DATASET EXTRACT start

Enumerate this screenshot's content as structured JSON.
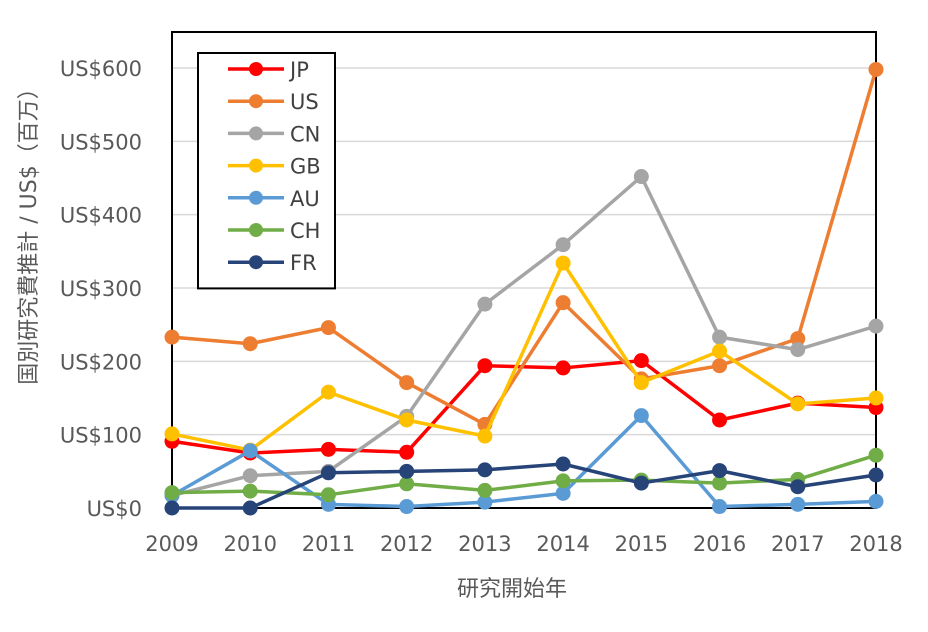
{
  "chart_data": {
    "type": "line",
    "title": "",
    "xlabel": "研究開始年",
    "ylabel": "国別研究費推計 / US$（百万）",
    "x": [
      2009,
      2010,
      2011,
      2012,
      2013,
      2014,
      2015,
      2016,
      2017,
      2018
    ],
    "x_tick_labels": [
      "2009",
      "2010",
      "2011",
      "2012",
      "2013",
      "2014",
      "2015",
      "2016",
      "2017",
      "2018"
    ],
    "ylim": [
      0,
      600
    ],
    "y_ticks": [
      0,
      100,
      200,
      300,
      400,
      500,
      600
    ],
    "y_tick_labels": [
      "US$0",
      "US$100",
      "US$200",
      "US$300",
      "US$400",
      "US$500",
      "US$600"
    ],
    "grid": true,
    "legend_position": "top-left",
    "series": [
      {
        "name": "JP",
        "color": "#ff0000",
        "values": [
          91,
          75,
          80,
          76,
          194,
          191,
          201,
          120,
          143,
          137
        ]
      },
      {
        "name": "US",
        "color": "#ed7d31",
        "values": [
          233,
          224,
          246,
          171,
          114,
          280,
          176,
          194,
          231,
          598
        ]
      },
      {
        "name": "CN",
        "color": "#a5a5a5",
        "values": [
          17,
          44,
          50,
          125,
          278,
          359,
          452,
          233,
          216,
          248
        ]
      },
      {
        "name": "GB",
        "color": "#ffc000",
        "values": [
          101,
          79,
          158,
          120,
          98,
          334,
          171,
          214,
          142,
          150
        ]
      },
      {
        "name": "AU",
        "color": "#5b9bd5",
        "values": [
          17,
          78,
          5,
          2,
          8,
          20,
          126,
          2,
          5,
          9
        ]
      },
      {
        "name": "CH",
        "color": "#70ad47",
        "values": [
          21,
          23,
          18,
          33,
          24,
          37,
          38,
          34,
          39,
          72
        ]
      },
      {
        "name": "FR",
        "color": "#264478",
        "values": [
          0,
          0,
          48,
          50,
          52,
          60,
          34,
          51,
          29,
          45
        ]
      }
    ]
  }
}
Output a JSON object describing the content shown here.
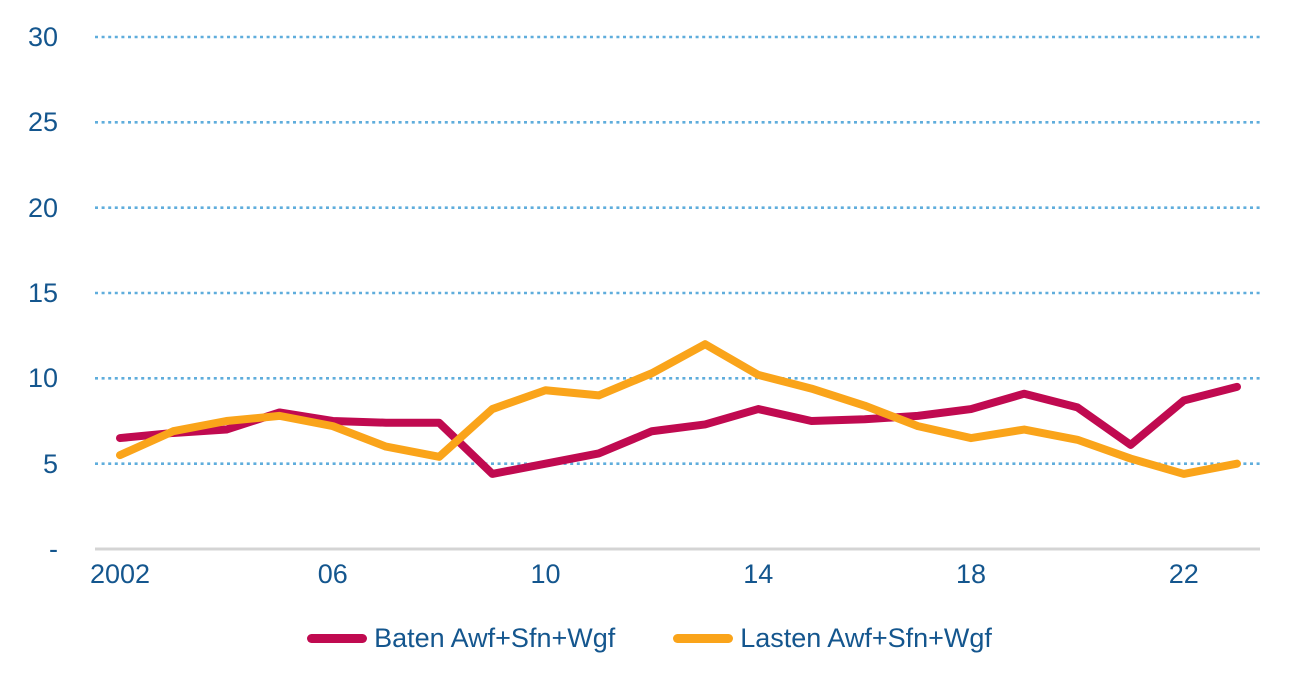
{
  "chart_data": {
    "type": "line",
    "x": [
      2002,
      2003,
      2004,
      2005,
      2006,
      2007,
      2008,
      2009,
      2010,
      2011,
      2012,
      2013,
      2014,
      2015,
      2016,
      2017,
      2018,
      2019,
      2020,
      2021,
      2022,
      2023
    ],
    "series": [
      {
        "name": "Baten Awf+Sfn+Wgf",
        "color": "#C00A50",
        "values": [
          6.5,
          6.8,
          7.0,
          8.0,
          7.5,
          7.4,
          7.4,
          4.4,
          5.0,
          5.6,
          6.9,
          7.3,
          8.2,
          7.5,
          7.6,
          7.8,
          8.2,
          9.1,
          8.3,
          6.1,
          8.7,
          9.5
        ]
      },
      {
        "name": "Lasten Awf+Sfn+Wgf",
        "color": "#FAA41A",
        "values": [
          5.5,
          6.9,
          7.5,
          7.8,
          7.2,
          6.0,
          5.4,
          8.2,
          9.3,
          9.0,
          10.3,
          12.0,
          10.2,
          9.4,
          8.4,
          7.2,
          6.5,
          7.0,
          6.4,
          5.3,
          4.4,
          5.0
        ]
      }
    ],
    "title": "",
    "xlabel": "",
    "ylabel": "",
    "ylim": [
      0,
      30
    ],
    "y_ticks": [
      {
        "value": 30,
        "label": "30"
      },
      {
        "value": 25,
        "label": "25"
      },
      {
        "value": 20,
        "label": "20"
      },
      {
        "value": 15,
        "label": "15"
      },
      {
        "value": 10,
        "label": "10"
      },
      {
        "value": 5,
        "label": "5"
      },
      {
        "value": 0,
        "label": "-"
      }
    ],
    "x_ticks": [
      {
        "value": 2002,
        "label": "2002"
      },
      {
        "value": 2006,
        "label": "06"
      },
      {
        "value": 2010,
        "label": "10"
      },
      {
        "value": 2014,
        "label": "14"
      },
      {
        "value": 2018,
        "label": "18"
      },
      {
        "value": 2022,
        "label": "22"
      }
    ],
    "grid": "horizontal-dotted",
    "legend_position": "bottom-center",
    "colors": {
      "axis_text": "#14568E",
      "gridline": "#5FADDC",
      "baseline": "#D4D4D4",
      "background": "#FFFFFF"
    }
  }
}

DATASET EXTRACT end

**SHORT EXERCISE**
Write only the number of lines that include "name".

**WRITTEN ANSWER**
9